- _The task_:
Below are the records; pull every line that includes "vehicles".

--- BEGIN Task input ---

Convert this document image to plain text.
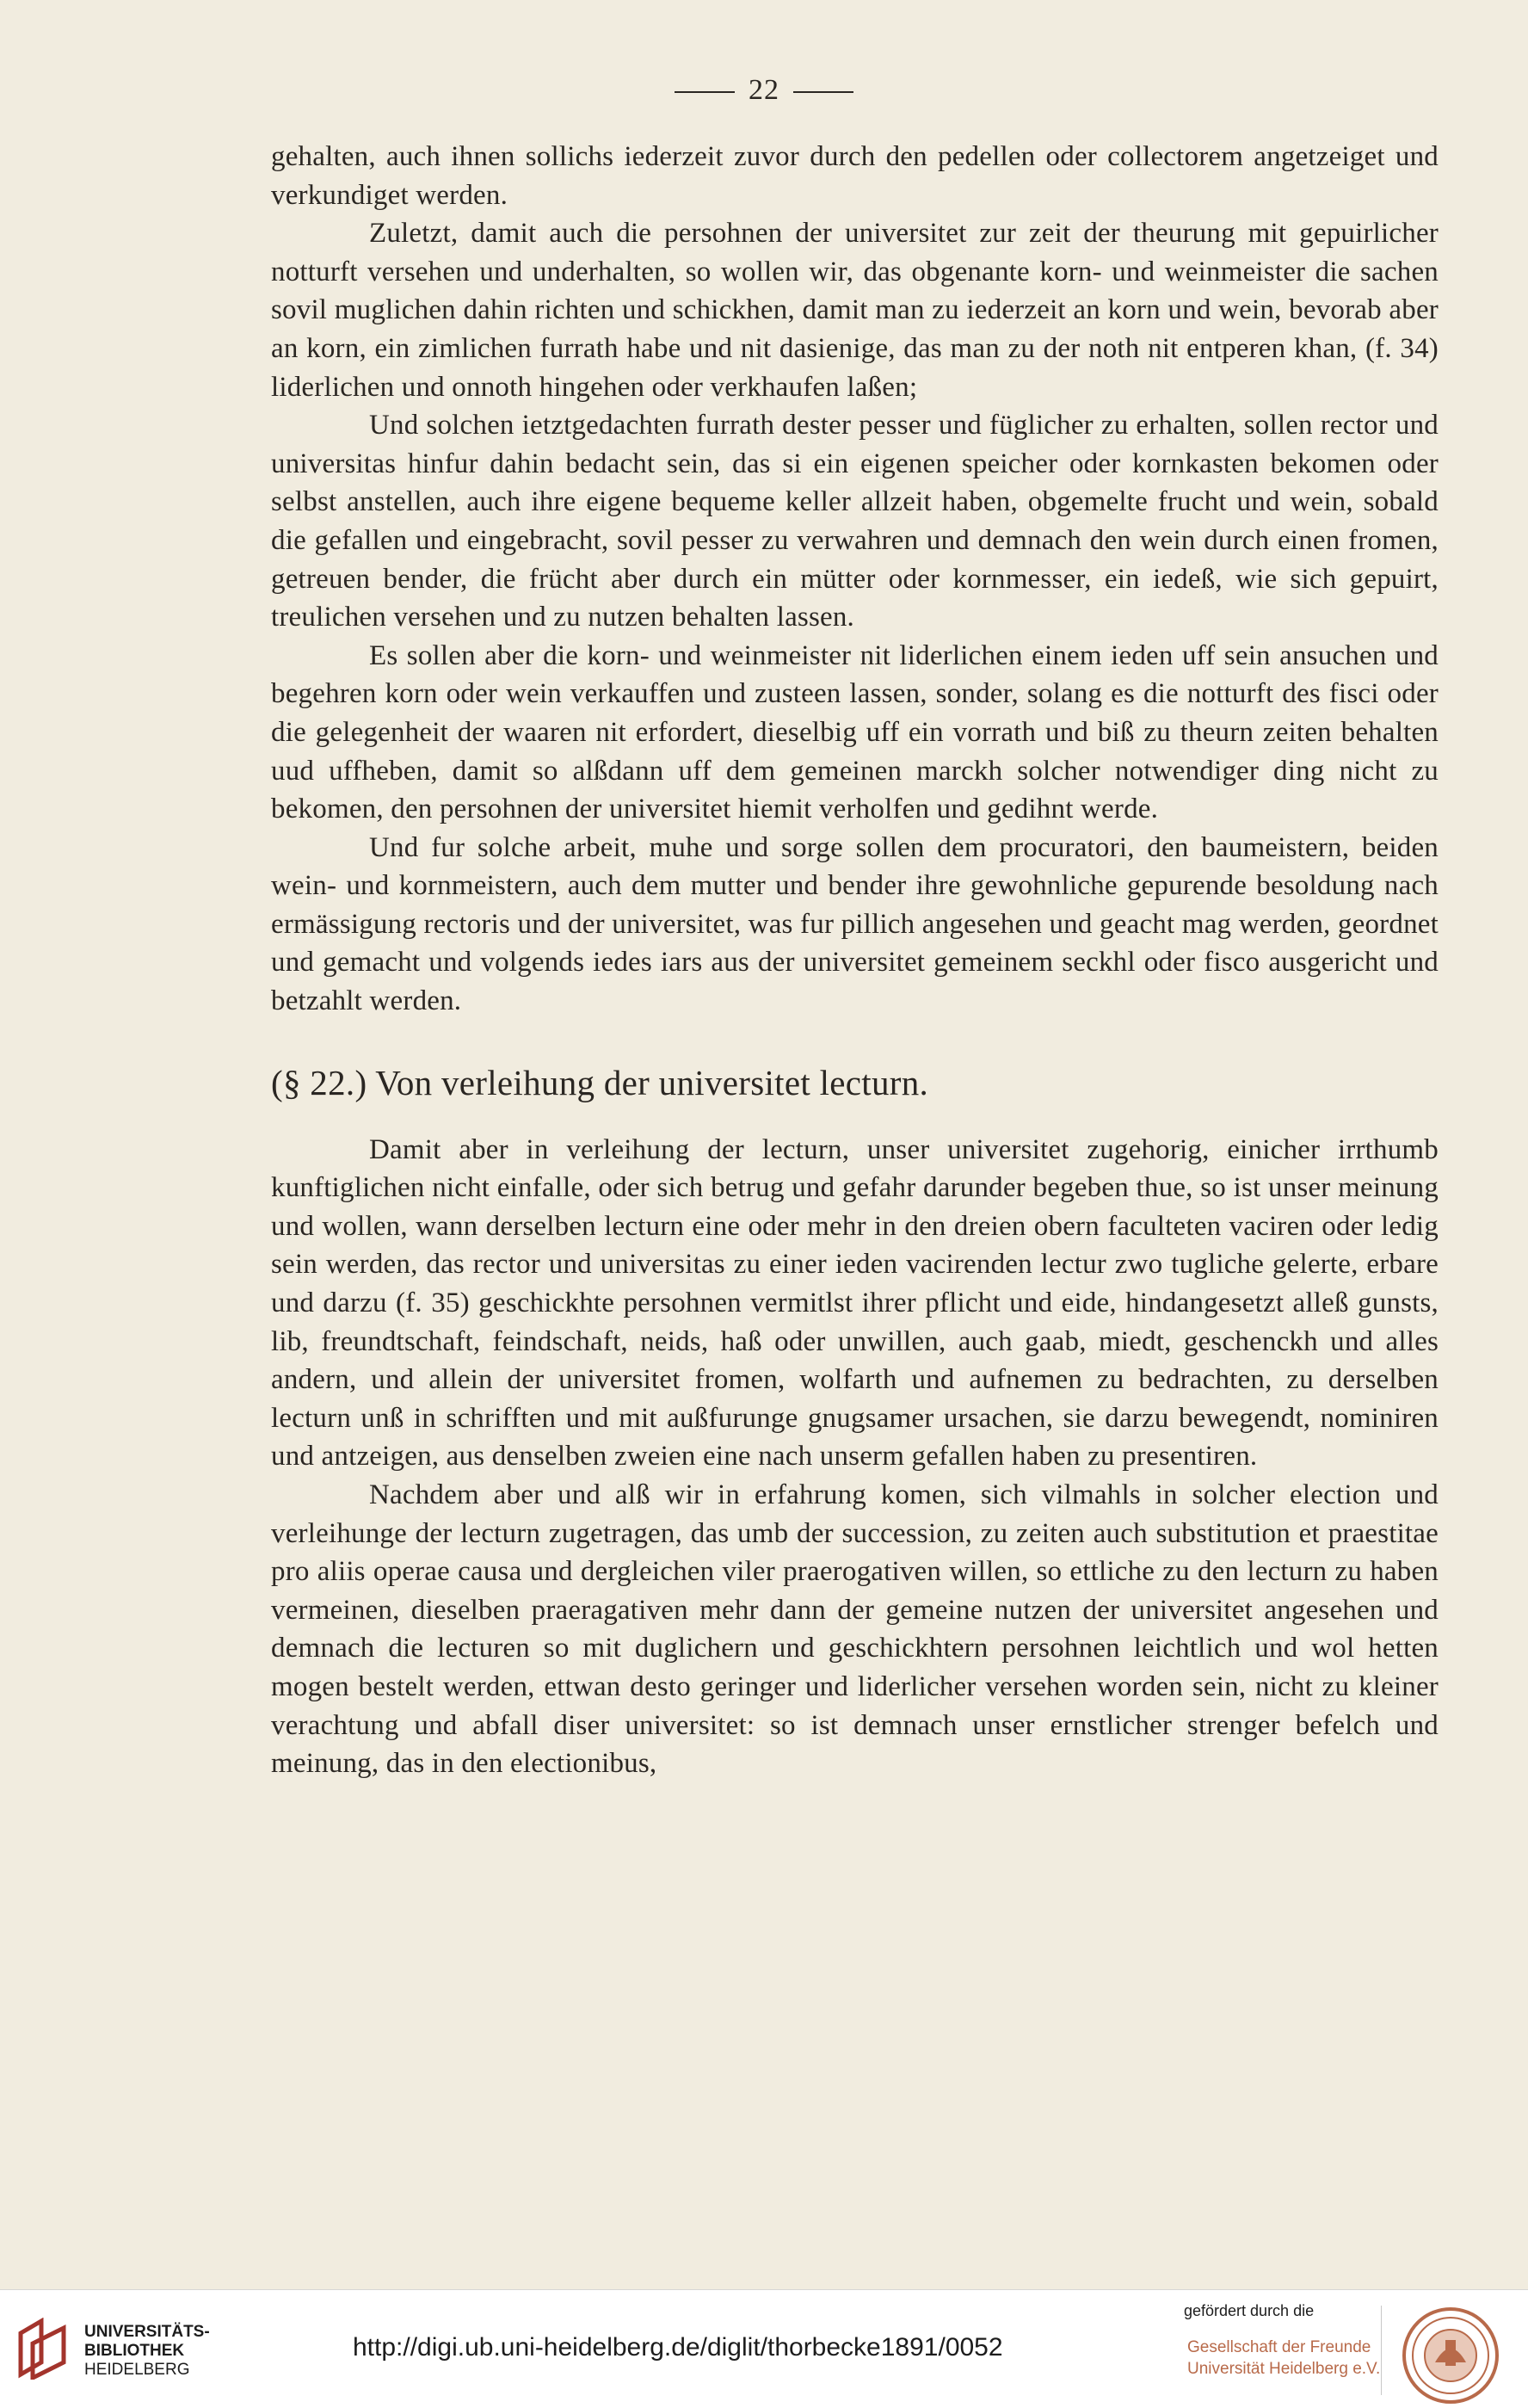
22

gehalten, auch ihnen sollichs iederzeit zuvor durch den pedellen oder collectorem angetzeiget und verkundiget werden.

Zuletzt, damit auch die persohnen der universitet zur zeit der theurung mit gepuirlicher notturft versehen und underhalten, so wollen wir, das obgenante korn- und weinmeister die sachen sovil muglichen dahin richten und schickhen, damit man zu iederzeit an korn und wein, bevorab aber an korn, ein zimlichen furrath habe und nit dasienige, das man zu der noth nit entperen khan, (f. 34) liderlichen und onnoth hingehen oder verkhaufen laßen;

Und solchen ietztgedachten furrath dester pesser und füglicher zu erhalten, sollen rector und universitas hinfur dahin bedacht sein, das si ein eigenen speicher oder kornkasten bekomen oder selbst anstellen, auch ihre eigene bequeme keller allzeit haben, obgemelte frucht und wein, sobald die gefallen und eingebracht, sovil pesser zu verwahren und demnach den wein durch einen fromen, getreuen bender, die frücht aber durch ein mütter oder kornmesser, ein iedeß, wie sich gepuirt, treulichen versehen und zu nutzen behalten lassen.

Es sollen aber die korn- und weinmeister nit liderlichen einem ieden uff sein ansuchen und begehren korn oder wein verkauffen und zusteen lassen, sonder, solang es die notturft des fisci oder die gelegenheit der waaren nit erfordert, dieselbig uff ein vorrath und biß zu theurn zeiten behalten uud uffheben, damit so alßdann uff dem gemeinen marckh solcher notwendiger ding nicht zu bekomen, den persohnen der universitet hiemit verholfen und gedihnt werde.

Und fur solche arbeit, muhe und sorge sollen dem procuratori, den baumeistern, beiden wein- und kornmeistern, auch dem mutter und bender ihre gewohnliche gepurende besoldung nach ermässigung rectoris und der universitet, was fur pillich angesehen und geacht mag werden, geordnet und gemacht und volgends iedes iars aus der universitet gemeinem seckhl oder fisco ausgericht und betzahlt werden.

(§ 22.) Von verleihung der universitet lecturn.

Damit aber in verleihung der lecturn, unser universitet zugehorig, einicher irrthumb kunftiglichen nicht einfalle, oder sich betrug und gefahr darunder begeben thue, so ist unser meinung und wollen, wann derselben lecturn eine oder mehr in den dreien obern faculteten vaciren oder ledig sein werden, das rector und universitas zu einer ieden vacirenden lectur zwo tugliche gelerte, erbare und darzu (f. 35) geschickhte persohnen vermitlst ihrer pflicht und eide, hindangesetzt alleß gunsts, lib, freundtschaft, feindschaft, neids, haß oder unwillen, auch gaab, miedt, geschenckh und alles andern, und allein der universitet fromen, wolfarth und aufnemen zu bedrachten, zu derselben lecturn unß in schrifften und mit außfurunge gnugsamer ursachen, sie darzu bewegendt, nominiren und antzeigen, aus denselben zweien eine nach unserm gefallen haben zu presentiren.

Nachdem aber und alß wir in erfahrung komen, sich vilmahls in solcher election und verleihunge der lecturn zugetragen, das umb der succession, zu zeiten auch substitution et praestitae pro aliis operae causa und dergleichen viler praerogativen willen, so ettliche zu den lecturn zu haben vermeinen, dieselben praeragativen mehr dann der gemeine nutzen der universitet angesehen und demnach die lecturen so mit duglichern und geschickhtern persohnen leichtlich und wol hetten mogen bestelt werden, ettwan desto geringer und liderlicher versehen worden sein, nicht zu kleiner verachtung und abfall diser universitet: so ist demnach unser ernstlicher strenger befelch und meinung, das in den electionibus,

UNIVERSITÄTS-
BIBLIOTHEK
HEIDELBERG
http://digi.ub.uni-heidelberg.de/diglit/thorbecke1891/0052
gefördert durch die
Gesellschaft der Freunde
Universität Heidelberg e.V.
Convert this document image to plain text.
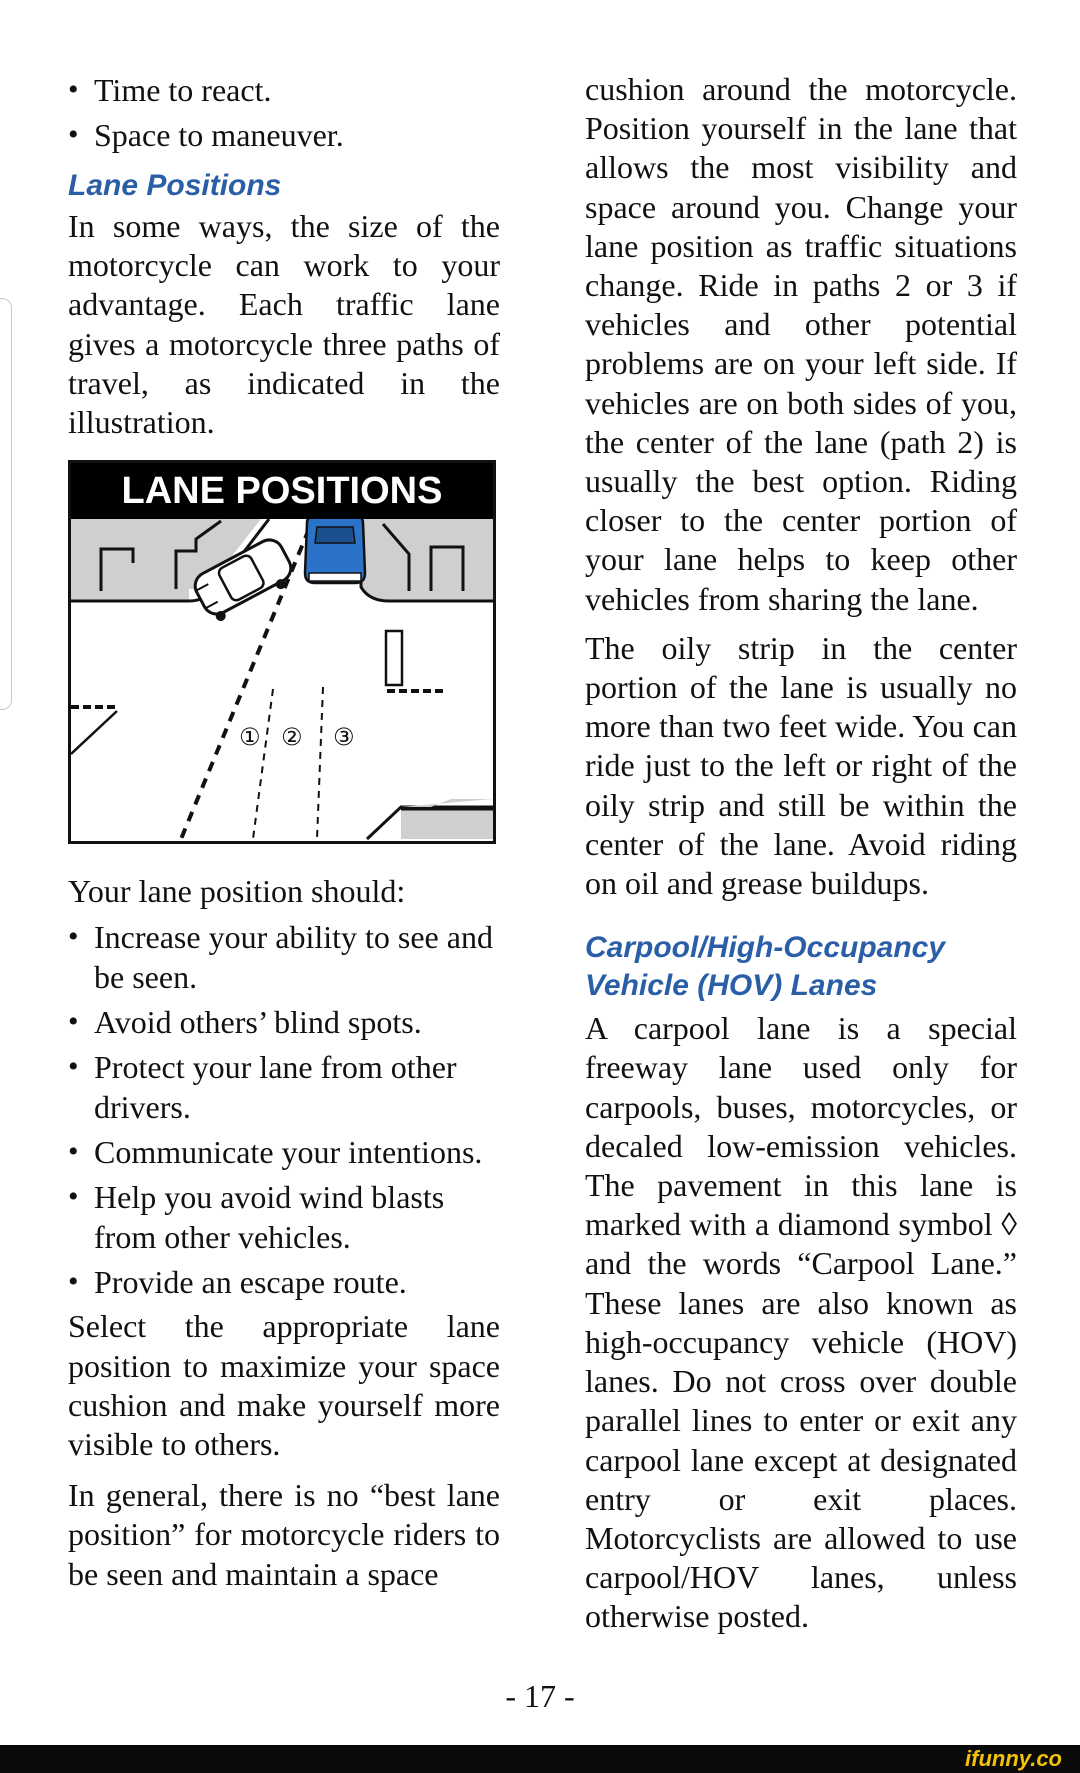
• Time to react.
• Space to maneuver.
Lane Positions

In some ways, the size of the motorcycle can work to your advantage. Each traffic lane gives a motorcycle three paths of travel, as indicated in the illustration.

LANE POSITIONS
① ② ③

Your lane position should:

• Increase your ability to see and be seen.
• Avoid others’ blind spots.
• Protect your lane from other drivers.
• Communicate your intentions.
• Help you avoid wind blasts from other vehicles.
• Provide an escape route.

Select the appropriate lane position to maximize your space cushion and make yourself more visible to others.

In general, there is no “best lane position” for motorcycle riders to be seen and maintain a space

cushion around the motorcycle. Position yourself in the lane that allows the most visibility and space around you. Change your lane position as traffic situations change. Ride in paths 2 or 3 if vehicles and other potential problems are on your left side. If vehicles are on both sides of you, the center of the lane (path 2) is usually the best option. Riding closer to the center portion of your lane helps to keep other vehicles from sharing the lane.

The oily strip in the center portion of the lane is usually no more than two feet wide. You can ride just to the left or right of the oily strip and still be within the center of the lane. Avoid riding on oil and grease buildups.

Carpool/High-Occupancy
Vehicle (HOV) Lanes

A carpool lane is a special freeway lane used only for carpools, buses, motorcycles, or decaled low-emission vehicles. The pavement in this lane is marked with a diamond symbol ◊ and the words “Carpool Lane.” These lanes are also known as high-occupancy vehicle (HOV) lanes. Do not cross over double parallel lines to enter or exit any carpool lane except at designated entry or exit places. Motorcyclists are allowed to use carpool/HOV lanes, unless otherwise posted.

- 17 -
ifunny.co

--- END Task input ---

- _Finished answer_:
• Help you avoid wind blasts from other vehicles.
cushion around the motorcycle. Position yourself in the lane that allows the most visibility and space around you. Change your lane position as traffic situations change. Ride in paths 2 or 3 if vehicles and other potential problems are on your left side. If vehicles are on both sides of you, the center of the lane (path 2) is usually the best option. Riding closer to the center portion of your lane helps to keep other vehicles from sharing the lane.
A carpool lane is a special freeway lane used only for carpools, buses, motorcycles, or decaled low-emission vehicles. The pavement in this lane is marked with a diamond symbol ◊ and the words “Carpool Lane.” These lanes are also known as high-occupancy vehicle (HOV) lanes. Do not cross over double parallel lines to enter or exit any carpool lane except at designated entry or exit places. Motorcyclists are allowed to use carpool/HOV lanes, unless otherwise posted.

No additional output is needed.